** START AVAILABLE RECORDS **
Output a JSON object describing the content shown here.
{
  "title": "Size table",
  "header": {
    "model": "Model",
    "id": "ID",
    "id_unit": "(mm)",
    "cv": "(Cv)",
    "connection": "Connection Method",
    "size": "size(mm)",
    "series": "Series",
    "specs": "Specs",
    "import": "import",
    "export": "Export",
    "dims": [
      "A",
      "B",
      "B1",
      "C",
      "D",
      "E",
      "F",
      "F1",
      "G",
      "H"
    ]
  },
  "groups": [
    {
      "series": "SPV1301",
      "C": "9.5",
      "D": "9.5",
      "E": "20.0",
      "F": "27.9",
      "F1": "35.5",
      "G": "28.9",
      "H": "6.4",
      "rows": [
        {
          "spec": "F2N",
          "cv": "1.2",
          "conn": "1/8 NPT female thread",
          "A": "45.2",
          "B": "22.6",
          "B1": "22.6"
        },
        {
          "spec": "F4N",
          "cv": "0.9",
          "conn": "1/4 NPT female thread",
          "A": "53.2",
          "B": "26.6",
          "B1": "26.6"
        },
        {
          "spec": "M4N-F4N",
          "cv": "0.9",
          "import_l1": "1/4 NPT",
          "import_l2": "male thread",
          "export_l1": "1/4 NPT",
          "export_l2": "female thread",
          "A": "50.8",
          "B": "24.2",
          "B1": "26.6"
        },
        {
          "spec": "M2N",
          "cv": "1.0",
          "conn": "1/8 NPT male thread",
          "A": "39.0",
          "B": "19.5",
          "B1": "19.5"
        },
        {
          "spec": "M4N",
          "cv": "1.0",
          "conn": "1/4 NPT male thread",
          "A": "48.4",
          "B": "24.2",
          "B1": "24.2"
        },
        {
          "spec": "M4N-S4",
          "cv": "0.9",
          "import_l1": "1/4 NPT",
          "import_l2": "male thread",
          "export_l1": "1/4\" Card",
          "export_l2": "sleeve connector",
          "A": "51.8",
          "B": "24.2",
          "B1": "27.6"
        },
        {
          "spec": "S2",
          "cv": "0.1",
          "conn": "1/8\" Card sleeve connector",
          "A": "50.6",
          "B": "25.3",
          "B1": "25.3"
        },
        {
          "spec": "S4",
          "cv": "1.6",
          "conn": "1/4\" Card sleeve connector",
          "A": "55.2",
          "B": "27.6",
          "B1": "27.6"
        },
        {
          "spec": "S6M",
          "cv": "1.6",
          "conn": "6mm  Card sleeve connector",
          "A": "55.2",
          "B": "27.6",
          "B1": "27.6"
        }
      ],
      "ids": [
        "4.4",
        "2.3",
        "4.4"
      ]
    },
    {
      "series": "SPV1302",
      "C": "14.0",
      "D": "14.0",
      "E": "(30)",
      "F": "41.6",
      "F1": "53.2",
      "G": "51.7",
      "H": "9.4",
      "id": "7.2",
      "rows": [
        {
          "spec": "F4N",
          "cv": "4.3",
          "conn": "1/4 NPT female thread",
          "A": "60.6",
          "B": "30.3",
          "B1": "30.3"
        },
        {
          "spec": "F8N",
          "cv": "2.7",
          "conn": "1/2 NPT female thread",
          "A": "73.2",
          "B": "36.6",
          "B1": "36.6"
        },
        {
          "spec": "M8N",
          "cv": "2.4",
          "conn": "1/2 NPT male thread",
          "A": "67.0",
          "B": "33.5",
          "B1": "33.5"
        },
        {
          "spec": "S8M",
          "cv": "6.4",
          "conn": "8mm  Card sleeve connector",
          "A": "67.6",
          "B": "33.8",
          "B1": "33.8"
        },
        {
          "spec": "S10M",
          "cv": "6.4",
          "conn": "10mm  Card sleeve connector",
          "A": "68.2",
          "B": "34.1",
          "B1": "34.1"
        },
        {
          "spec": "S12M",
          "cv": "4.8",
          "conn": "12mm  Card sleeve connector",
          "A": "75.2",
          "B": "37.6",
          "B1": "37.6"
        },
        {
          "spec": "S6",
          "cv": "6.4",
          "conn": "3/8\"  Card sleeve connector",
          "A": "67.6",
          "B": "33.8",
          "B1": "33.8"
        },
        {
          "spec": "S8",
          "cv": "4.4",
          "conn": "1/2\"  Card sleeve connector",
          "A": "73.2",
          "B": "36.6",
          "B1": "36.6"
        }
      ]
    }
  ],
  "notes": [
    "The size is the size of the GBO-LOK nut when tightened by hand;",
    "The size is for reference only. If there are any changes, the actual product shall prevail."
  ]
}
** END AVAILABLE RECORDS **
* _TASK OBJECTIVE_: How many lines in the listing above contain the string "Card"? Answer with the number only.

* _RESPONSE TO THIS EXERCISE_: 9